*Given data*
---

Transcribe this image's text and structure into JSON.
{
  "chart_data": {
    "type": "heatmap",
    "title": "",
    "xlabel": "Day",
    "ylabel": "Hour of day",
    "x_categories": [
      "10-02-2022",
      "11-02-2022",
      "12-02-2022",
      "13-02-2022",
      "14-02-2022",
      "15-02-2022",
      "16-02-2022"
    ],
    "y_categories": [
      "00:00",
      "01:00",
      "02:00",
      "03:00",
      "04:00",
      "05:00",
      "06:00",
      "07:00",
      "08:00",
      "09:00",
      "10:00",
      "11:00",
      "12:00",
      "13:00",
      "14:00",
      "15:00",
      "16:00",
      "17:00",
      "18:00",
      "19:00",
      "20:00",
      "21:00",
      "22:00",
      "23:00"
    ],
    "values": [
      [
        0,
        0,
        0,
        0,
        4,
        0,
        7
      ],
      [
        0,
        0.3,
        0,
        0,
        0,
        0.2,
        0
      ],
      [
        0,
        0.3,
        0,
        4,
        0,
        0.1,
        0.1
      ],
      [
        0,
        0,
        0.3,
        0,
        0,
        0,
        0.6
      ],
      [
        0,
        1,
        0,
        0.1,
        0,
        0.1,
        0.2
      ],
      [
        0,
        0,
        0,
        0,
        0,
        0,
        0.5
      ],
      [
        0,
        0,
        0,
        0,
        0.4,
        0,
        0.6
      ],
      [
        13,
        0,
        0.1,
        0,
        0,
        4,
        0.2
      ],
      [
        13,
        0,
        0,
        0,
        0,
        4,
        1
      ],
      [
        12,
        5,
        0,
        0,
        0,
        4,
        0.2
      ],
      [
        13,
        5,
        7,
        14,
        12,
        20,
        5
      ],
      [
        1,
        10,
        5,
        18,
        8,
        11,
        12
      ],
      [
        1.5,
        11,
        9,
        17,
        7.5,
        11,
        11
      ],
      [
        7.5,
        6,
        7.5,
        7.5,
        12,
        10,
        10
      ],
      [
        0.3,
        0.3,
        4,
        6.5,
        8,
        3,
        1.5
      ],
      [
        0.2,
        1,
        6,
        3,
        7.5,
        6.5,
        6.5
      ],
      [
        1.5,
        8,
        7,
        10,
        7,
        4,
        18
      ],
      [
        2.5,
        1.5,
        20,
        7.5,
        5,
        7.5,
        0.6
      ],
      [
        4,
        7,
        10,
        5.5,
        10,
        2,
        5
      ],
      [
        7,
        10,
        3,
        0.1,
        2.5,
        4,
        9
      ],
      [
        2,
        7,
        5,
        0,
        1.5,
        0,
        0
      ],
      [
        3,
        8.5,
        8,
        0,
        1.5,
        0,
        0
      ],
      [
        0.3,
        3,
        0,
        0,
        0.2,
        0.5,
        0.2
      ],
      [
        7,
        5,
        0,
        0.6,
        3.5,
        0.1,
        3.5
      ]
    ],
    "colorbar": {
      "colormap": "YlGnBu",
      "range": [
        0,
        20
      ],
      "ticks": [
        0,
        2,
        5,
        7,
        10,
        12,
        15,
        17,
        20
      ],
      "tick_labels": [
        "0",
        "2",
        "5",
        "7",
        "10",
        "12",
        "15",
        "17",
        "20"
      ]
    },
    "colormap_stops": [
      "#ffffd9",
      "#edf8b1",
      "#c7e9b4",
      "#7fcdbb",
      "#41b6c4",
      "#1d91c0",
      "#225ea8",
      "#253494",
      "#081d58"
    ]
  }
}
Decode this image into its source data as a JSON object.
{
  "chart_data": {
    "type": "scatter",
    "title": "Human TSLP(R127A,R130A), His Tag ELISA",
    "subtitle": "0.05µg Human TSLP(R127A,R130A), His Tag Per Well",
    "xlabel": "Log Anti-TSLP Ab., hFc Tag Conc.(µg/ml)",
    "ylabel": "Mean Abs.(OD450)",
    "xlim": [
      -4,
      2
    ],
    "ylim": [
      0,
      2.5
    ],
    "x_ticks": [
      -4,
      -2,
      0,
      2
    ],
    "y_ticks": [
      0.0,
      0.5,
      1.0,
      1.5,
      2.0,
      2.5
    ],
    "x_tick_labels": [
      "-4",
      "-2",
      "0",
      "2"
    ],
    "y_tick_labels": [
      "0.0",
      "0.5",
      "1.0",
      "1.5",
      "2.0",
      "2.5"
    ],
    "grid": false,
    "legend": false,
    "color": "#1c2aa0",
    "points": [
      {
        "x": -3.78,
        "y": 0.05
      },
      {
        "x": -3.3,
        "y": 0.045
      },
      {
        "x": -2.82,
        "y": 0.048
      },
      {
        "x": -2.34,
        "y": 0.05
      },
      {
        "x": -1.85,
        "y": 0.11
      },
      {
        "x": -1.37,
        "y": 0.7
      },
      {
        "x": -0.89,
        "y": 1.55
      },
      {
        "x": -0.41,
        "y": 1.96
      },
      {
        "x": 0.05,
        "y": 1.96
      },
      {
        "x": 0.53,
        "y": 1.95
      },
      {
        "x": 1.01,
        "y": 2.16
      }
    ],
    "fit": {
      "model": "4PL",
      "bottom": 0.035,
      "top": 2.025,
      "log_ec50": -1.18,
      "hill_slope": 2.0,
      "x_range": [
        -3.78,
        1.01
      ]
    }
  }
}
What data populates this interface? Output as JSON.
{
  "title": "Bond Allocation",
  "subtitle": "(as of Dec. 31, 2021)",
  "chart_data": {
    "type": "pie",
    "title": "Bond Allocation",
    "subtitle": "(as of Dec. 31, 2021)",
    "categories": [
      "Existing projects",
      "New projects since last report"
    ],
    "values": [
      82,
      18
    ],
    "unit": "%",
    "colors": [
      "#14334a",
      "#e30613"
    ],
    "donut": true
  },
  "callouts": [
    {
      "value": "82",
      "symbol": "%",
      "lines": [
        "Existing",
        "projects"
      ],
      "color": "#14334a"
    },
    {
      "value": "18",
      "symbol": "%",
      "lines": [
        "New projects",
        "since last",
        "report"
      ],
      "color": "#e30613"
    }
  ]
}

---

*Written instruction*
From the entries above, copy out every line where the string "ylabel" appears.

*Solution for this problem*
    "ylabel": "Hour of day",
    "ylabel": "Mean Abs.(OD450)",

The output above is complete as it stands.